→ WHAT YOU ARE ASKED TO DO: Each record below is to be copied word for word, with pictures removed.

→ RECORDS TO PROCESS:
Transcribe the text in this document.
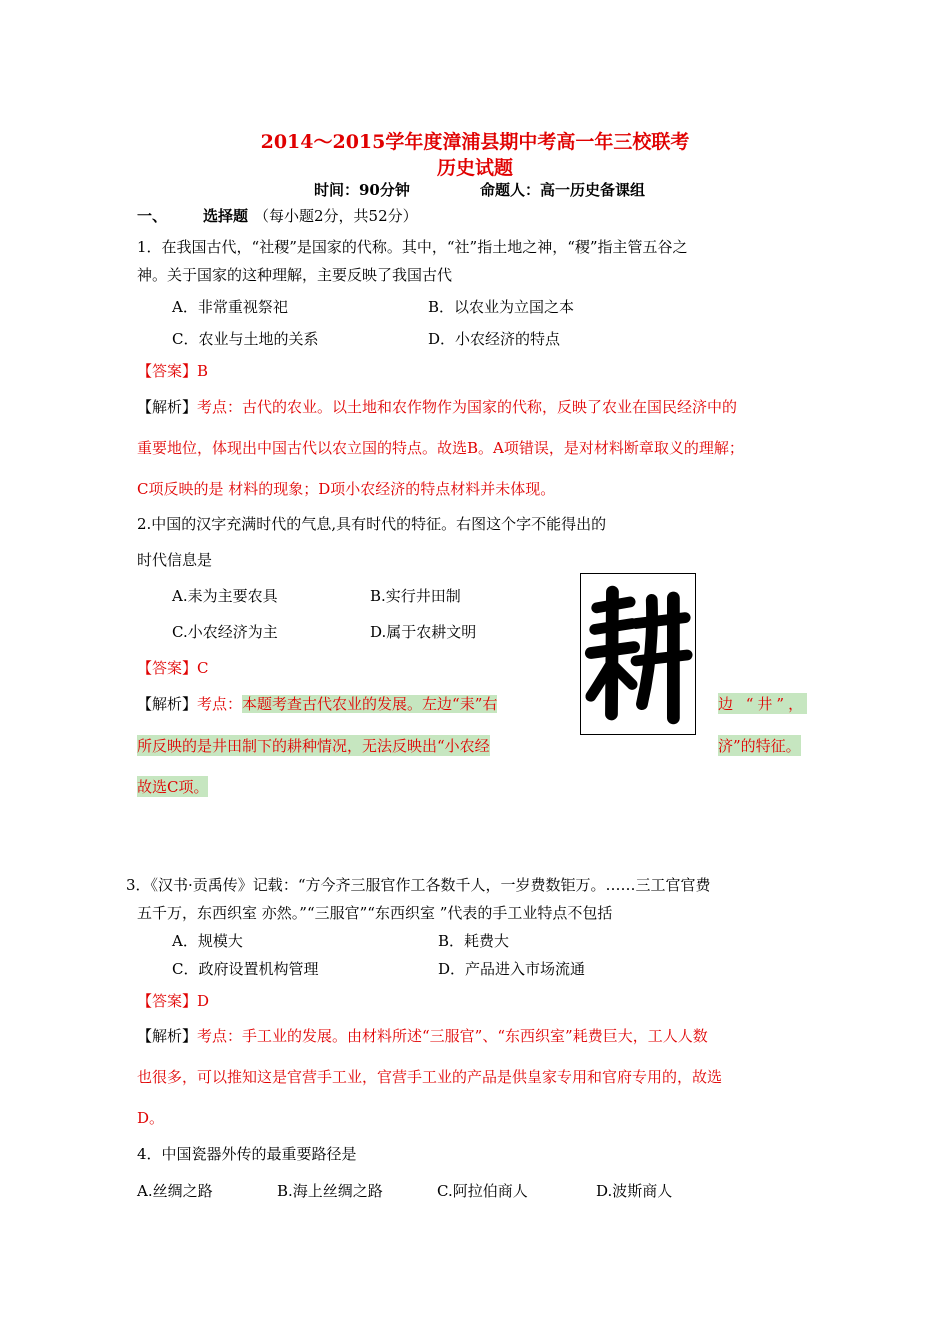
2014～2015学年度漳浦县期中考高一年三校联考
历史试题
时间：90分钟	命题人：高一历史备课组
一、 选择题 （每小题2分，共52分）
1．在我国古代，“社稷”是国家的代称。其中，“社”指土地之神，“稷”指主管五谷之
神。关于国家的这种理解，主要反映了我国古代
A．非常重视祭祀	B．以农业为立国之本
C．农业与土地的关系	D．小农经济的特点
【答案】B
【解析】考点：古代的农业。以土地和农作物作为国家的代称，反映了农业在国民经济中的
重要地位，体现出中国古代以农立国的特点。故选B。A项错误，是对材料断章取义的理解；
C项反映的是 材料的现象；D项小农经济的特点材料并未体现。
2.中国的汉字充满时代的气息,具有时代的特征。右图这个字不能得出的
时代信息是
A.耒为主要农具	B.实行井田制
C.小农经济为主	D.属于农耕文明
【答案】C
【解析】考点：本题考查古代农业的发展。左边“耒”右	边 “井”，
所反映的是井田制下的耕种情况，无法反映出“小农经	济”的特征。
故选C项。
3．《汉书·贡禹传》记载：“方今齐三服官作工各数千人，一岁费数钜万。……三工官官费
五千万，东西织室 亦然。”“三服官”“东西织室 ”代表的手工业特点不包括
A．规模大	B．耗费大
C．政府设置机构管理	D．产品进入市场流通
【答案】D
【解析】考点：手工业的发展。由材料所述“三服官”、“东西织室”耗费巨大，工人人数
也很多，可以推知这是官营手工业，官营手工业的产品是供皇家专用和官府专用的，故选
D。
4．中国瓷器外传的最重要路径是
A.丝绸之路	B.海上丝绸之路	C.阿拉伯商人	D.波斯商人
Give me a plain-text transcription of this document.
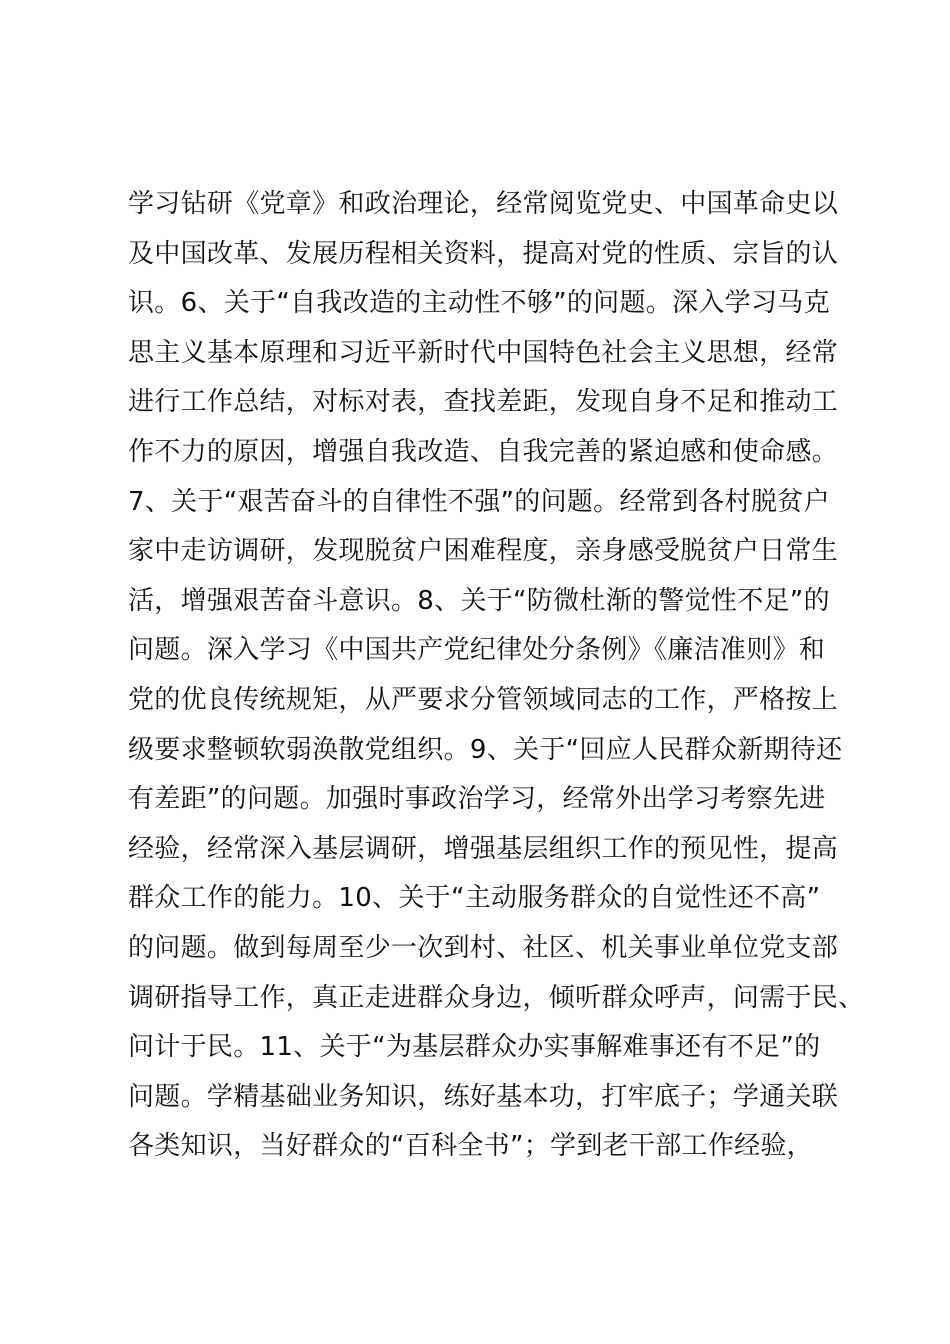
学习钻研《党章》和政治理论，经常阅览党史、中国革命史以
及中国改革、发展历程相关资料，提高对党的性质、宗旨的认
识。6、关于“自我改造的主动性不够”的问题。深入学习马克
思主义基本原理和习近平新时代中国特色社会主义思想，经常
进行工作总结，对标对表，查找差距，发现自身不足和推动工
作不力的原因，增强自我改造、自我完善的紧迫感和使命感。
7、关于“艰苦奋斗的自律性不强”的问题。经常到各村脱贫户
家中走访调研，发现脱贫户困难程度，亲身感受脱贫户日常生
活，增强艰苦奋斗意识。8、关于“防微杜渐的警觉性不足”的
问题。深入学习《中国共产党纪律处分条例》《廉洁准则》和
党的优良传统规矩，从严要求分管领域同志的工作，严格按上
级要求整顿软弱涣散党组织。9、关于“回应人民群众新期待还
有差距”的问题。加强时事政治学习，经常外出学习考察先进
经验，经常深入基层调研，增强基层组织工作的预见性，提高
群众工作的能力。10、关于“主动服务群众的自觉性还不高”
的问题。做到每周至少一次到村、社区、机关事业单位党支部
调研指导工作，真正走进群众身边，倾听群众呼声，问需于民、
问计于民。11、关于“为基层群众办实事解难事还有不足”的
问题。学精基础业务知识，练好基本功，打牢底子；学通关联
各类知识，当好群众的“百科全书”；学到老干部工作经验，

→ RESULT OF THE EXERCISE:
Transcribe the text in this document.
2014～2015学年度漳浦县期中考高一年三校联考
历史试题
时间：90分钟	命题人：高一历史备课组
一、 选择题 （每小题2分，共52分）
1．在我国古代，“社稷”是国家的代称。其中，“社”指土地之神，“稷”指主管五谷之
神。关于国家的这种理解，主要反映了我国古代
A．非常重视祭祀	B．以农业为立国之本
C．农业与土地的关系	D．小农经济的特点
【答案】B
【解析】考点：古代的农业。以土地和农作物作为国家的代称，反映了农业在国民经济中的
重要地位，体现出中国古代以农立国的特点。故选B。A项错误，是对材料断章取义的理解；
C项反映的是 材料的现象；D项小农经济的特点材料并未体现。
2.中国的汉字充满时代的气息,具有时代的特征。右图这个字不能得出的
时代信息是
A.耒为主要农具	B.实行井田制
C.小农经济为主	D.属于农耕文明
【答案】C
【解析】考点：本题考查古代农业的发展。左边“耒”右	边 “井”，
所反映的是井田制下的耕种情况，无法反映出“小农经	济”的特征。
故选C项。
3．《汉书·贡禹传》记载：“方今齐三服官作工各数千人，一岁费数钜万。……三工官官费
五千万，东西织室 亦然。”“三服官”“东西织室 ”代表的手工业特点不包括
A．规模大	B．耗费大
C．政府设置机构管理	D．产品进入市场流通
【答案】D
【解析】考点：手工业的发展。由材料所述“三服官”、“东西织室”耗费巨大，工人人数
也很多，可以推知这是官营手工业，官营手工业的产品是供皇家专用和官府专用的，故选
D。
4．中国瓷器外传的最重要路径是
A.丝绸之路	B.海上丝绸之路	C.阿拉伯商人	D.波斯商人
Give me a plain-text transcription of this document.
学习钻研《党章》和政治理论，经常阅览党史、中国革命史以
及中国改革、发展历程相关资料，提高对党的性质、宗旨的认
识。6、关于“自我改造的主动性不够”的问题。深入学习马克
思主义基本原理和习近平新时代中国特色社会主义思想，经常
进行工作总结，对标对表，查找差距，发现自身不足和推动工
作不力的原因，增强自我改造、自我完善的紧迫感和使命感。
7、关于“艰苦奋斗的自律性不强”的问题。经常到各村脱贫户
家中走访调研，发现脱贫户困难程度，亲身感受脱贫户日常生
活，增强艰苦奋斗意识。8、关于“防微杜渐的警觉性不足”的
问题。深入学习《中国共产党纪律处分条例》《廉洁准则》和
党的优良传统规矩，从严要求分管领域同志的工作，严格按上
级要求整顿软弱涣散党组织。9、关于“回应人民群众新期待还
有差距”的问题。加强时事政治学习，经常外出学习考察先进
经验，经常深入基层调研，增强基层组织工作的预见性，提高
群众工作的能力。10、关于“主动服务群众的自觉性还不高”
的问题。做到每周至少一次到村、社区、机关事业单位党支部
调研指导工作，真正走进群众身边，倾听群众呼声，问需于民、
问计于民。11、关于“为基层群众办实事解难事还有不足”的
问题。学精基础业务知识，练好基本功，打牢底子；学通关联
各类知识，当好群众的“百科全书”；学到老干部工作经验，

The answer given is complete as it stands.